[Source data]
──────
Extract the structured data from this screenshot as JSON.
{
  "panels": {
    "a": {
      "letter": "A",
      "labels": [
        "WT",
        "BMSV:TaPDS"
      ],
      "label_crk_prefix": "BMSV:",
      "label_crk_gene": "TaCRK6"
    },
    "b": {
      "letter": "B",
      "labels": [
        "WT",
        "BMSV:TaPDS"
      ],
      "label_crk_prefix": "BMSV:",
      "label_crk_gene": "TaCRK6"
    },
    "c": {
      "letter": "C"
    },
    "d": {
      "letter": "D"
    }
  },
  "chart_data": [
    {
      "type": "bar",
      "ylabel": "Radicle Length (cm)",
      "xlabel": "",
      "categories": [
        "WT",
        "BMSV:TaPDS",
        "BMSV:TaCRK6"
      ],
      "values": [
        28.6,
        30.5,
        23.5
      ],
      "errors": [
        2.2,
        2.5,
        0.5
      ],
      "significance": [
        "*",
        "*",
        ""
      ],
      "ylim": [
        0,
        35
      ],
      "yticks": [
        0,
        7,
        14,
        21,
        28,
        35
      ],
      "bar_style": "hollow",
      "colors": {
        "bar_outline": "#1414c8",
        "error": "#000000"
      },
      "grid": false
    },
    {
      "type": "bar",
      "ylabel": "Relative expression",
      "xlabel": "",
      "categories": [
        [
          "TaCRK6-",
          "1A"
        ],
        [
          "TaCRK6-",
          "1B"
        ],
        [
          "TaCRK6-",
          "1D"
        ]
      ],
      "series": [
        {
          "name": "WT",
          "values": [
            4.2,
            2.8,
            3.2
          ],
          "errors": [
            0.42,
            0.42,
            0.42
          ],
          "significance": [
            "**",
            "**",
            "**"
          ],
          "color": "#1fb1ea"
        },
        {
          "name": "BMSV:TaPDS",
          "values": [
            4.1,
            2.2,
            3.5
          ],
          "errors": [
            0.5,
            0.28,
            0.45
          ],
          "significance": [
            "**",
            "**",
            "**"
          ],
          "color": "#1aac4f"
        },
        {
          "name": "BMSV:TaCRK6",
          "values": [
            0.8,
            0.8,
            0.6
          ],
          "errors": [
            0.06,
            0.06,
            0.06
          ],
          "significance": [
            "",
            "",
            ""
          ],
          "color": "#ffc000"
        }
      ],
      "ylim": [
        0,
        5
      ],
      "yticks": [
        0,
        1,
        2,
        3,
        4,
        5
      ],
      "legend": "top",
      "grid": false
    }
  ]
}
──────
* **WORK TO COMPLETE**
Using the data above, repeat every line exactly.

* **TASK RESULT**
Extract the structured data from this screenshot as JSON.
{
  "panels": {
    "a": {
      "letter": "A",
      "labels": [
        "WT",
        "BMSV:TaPDS"
      ],
      "label_crk_prefix": "BMSV:",
      "label_crk_gene": "TaCRK6"
    },
    "b": {
      "letter": "B",
      "labels": [
        "WT",
        "BMSV:TaPDS"
      ],
      "label_crk_prefix": "BMSV:",
      "label_crk_gene": "TaCRK6"
    },
    "c": {
      "letter": "C"
    },
    "d": {
      "letter": "D"
    }
  },
  "chart_data": [
    {
      "type": "bar",
      "ylabel": "Radicle Length (cm)",
      "xlabel": "",
      "categories": [
        "WT",
        "BMSV:TaPDS",
        "BMSV:TaCRK6"
      ],
      "values": [
        28.6,
        30.5,
        23.5
      ],
      "errors": [
        2.2,
        2.5,
        0.5
      ],
      "significance": [
        "*",
        "*",
        ""
      ],
      "ylim": [
        0,
        35
      ],
      "yticks": [
        0,
        7,
        14,
        21,
        28,
        35
      ],
      "bar_style": "hollow",
      "colors": {
        "bar_outline": "#1414c8",
        "error": "#000000"
      },
      "grid": false
    },
    {
      "type": "bar",
      "ylabel": "Relative expression",
      "xlabel": "",
      "categories": [
        [
          "TaCRK6-",
          "1A"
        ],
        [
          "TaCRK6-",
          "1B"
        ],
        [
          "TaCRK6-",
          "1D"
        ]
      ],
      "series": [
        {
          "name": "WT",
          "values": [
            4.2,
            2.8,
            3.2
          ],
          "errors": [
            0.42,
            0.42,
            0.42
          ],
          "significance": [
            "**",
            "**",
            "**"
          ],
          "color": "#1fb1ea"
        },
        {
          "name": "BMSV:TaPDS",
          "values": [
            4.1,
            2.2,
            3.5
          ],
          "errors": [
            0.5,
            0.28,
            0.45
          ],
          "significance": [
            "**",
            "**",
            "**"
          ],
          "color": "#1aac4f"
        },
        {
          "name": "BMSV:TaCRK6",
          "values": [
            0.8,
            0.8,
            0.6
          ],
          "errors": [
            0.06,
            0.06,
            0.06
          ],
          "significance": [
            "",
            "",
            ""
          ],
          "color": "#ffc000"
        }
      ],
      "ylim": [
        0,
        5
      ],
      "yticks": [
        0,
        1,
        2,
        3,
        4,
        5
      ],
      "legend": "top",
      "grid": false
    }
  ]
}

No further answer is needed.